- **WHAT THE TASK ASKS**
Search the data for the word "INSPECTION" and copy every line where it occurs.

- **RECORDS FOR PROCESSING**
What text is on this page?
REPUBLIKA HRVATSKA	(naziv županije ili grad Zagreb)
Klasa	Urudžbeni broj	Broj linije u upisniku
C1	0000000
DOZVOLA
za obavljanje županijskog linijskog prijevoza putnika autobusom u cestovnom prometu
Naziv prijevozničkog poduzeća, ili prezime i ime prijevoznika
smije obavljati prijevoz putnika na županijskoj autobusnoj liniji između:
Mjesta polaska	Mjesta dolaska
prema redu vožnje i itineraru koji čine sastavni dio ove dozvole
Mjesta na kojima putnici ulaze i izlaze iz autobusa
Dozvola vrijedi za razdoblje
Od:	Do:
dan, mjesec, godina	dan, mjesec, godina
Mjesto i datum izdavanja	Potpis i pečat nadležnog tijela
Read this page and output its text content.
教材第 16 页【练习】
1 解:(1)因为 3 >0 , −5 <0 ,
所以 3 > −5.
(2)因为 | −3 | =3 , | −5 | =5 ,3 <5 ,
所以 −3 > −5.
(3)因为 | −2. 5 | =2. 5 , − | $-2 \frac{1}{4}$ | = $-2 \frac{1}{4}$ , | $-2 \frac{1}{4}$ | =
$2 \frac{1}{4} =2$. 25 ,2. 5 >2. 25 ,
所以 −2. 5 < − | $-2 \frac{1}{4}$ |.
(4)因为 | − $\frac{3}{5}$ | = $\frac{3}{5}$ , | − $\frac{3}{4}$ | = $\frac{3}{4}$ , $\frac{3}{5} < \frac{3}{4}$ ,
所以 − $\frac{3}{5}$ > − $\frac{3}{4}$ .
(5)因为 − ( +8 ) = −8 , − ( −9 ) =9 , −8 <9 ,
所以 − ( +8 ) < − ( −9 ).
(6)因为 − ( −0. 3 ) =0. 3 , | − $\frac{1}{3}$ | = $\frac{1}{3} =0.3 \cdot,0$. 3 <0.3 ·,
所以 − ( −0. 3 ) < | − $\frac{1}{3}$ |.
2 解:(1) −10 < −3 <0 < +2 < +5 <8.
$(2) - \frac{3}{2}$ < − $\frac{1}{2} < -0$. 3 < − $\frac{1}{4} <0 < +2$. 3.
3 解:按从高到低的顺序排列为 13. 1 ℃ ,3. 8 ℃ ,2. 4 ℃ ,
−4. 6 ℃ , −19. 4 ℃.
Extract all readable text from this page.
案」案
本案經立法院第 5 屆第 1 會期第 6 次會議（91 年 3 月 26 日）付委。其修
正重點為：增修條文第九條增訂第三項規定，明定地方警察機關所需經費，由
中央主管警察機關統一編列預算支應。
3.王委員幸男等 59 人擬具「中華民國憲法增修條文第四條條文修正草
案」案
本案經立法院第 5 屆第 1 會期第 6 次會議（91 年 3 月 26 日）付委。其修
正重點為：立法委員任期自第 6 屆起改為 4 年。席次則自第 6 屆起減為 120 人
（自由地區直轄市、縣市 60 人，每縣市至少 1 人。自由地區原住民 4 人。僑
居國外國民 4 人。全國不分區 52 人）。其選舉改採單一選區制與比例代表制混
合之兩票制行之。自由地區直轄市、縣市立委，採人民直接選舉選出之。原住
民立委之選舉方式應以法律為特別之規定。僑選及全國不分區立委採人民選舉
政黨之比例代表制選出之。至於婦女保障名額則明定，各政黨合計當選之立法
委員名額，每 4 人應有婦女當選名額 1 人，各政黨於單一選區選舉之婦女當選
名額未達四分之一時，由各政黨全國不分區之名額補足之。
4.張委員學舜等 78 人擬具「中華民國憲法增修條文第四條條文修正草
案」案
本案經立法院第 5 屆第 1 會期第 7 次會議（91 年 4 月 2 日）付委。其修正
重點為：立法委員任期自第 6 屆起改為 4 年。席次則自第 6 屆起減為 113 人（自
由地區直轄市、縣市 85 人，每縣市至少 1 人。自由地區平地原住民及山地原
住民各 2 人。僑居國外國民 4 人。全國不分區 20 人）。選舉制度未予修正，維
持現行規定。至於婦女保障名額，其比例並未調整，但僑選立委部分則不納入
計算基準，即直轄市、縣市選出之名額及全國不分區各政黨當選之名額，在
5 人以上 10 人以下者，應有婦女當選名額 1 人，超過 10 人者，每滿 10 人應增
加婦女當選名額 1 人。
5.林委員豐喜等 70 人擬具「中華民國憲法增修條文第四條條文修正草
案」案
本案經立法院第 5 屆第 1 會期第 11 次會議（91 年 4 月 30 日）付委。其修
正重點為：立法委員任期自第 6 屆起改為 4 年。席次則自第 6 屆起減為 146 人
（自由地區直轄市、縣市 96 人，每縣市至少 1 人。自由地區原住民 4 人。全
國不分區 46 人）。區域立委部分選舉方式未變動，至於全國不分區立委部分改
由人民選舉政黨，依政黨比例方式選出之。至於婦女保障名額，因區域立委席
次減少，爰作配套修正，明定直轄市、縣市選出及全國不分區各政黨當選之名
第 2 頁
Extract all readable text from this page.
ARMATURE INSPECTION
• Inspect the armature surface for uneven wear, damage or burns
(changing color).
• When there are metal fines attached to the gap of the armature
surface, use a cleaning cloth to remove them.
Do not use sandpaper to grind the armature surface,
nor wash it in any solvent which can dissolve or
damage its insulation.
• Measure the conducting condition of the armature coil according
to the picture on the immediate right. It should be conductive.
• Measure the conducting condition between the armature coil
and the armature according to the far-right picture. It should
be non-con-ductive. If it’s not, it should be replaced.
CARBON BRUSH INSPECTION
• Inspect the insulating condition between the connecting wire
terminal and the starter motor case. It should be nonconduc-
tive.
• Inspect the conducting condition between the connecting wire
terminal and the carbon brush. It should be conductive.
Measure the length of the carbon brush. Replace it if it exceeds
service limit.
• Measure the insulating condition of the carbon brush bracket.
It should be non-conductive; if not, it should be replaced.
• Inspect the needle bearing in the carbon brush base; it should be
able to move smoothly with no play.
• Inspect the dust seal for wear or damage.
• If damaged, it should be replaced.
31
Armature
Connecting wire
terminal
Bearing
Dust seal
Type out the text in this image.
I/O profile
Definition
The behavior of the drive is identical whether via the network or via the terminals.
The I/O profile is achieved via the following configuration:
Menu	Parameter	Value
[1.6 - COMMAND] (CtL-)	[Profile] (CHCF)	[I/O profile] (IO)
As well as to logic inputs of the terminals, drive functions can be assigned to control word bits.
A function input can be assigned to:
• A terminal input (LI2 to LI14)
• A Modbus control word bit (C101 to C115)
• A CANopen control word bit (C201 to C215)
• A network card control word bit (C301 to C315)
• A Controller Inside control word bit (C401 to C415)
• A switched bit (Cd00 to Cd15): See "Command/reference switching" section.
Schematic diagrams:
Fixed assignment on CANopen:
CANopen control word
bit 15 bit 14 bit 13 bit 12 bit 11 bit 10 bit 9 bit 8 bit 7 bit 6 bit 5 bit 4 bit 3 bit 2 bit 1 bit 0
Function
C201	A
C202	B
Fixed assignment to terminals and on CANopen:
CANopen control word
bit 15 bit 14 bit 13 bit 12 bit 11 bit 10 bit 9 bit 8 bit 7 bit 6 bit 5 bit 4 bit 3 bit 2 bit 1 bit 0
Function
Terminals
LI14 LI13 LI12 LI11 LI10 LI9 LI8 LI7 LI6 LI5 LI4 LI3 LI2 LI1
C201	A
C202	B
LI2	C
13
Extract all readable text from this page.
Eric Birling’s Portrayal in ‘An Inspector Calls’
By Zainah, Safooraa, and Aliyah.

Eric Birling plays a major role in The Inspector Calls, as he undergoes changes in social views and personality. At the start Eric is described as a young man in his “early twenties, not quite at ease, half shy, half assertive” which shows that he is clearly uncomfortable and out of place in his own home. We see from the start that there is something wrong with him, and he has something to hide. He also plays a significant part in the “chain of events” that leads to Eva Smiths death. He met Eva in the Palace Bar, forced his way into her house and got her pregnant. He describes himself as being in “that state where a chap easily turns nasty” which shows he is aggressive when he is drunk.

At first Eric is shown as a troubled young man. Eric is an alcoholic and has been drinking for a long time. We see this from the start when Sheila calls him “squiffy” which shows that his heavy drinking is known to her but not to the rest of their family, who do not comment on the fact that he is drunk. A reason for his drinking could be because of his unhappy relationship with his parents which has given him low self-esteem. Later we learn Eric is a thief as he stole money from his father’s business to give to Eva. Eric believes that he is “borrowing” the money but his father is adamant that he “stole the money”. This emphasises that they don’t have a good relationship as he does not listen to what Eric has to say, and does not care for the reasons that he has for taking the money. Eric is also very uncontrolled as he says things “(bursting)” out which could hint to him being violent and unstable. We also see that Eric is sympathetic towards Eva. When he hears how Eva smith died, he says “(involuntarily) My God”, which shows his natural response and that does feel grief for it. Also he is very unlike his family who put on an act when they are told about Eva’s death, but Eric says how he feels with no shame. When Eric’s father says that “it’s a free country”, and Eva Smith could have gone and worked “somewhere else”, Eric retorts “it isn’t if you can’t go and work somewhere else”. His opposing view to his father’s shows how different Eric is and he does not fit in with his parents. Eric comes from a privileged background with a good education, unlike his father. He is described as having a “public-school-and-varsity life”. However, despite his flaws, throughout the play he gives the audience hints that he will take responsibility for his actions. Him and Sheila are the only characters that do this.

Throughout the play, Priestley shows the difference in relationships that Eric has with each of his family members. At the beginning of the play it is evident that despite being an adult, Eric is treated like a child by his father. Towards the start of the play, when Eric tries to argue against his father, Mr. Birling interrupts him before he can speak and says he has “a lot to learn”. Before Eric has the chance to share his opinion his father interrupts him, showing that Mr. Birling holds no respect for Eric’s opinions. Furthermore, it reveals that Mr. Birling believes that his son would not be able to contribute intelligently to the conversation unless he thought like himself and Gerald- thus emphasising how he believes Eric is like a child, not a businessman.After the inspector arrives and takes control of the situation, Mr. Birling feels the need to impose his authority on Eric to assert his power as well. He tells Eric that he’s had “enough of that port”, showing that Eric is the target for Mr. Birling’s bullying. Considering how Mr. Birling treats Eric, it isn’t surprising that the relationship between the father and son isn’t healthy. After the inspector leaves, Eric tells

- **TASK RESULT**
ARMATURE INSPECTION
CARBON BRUSH INSPECTION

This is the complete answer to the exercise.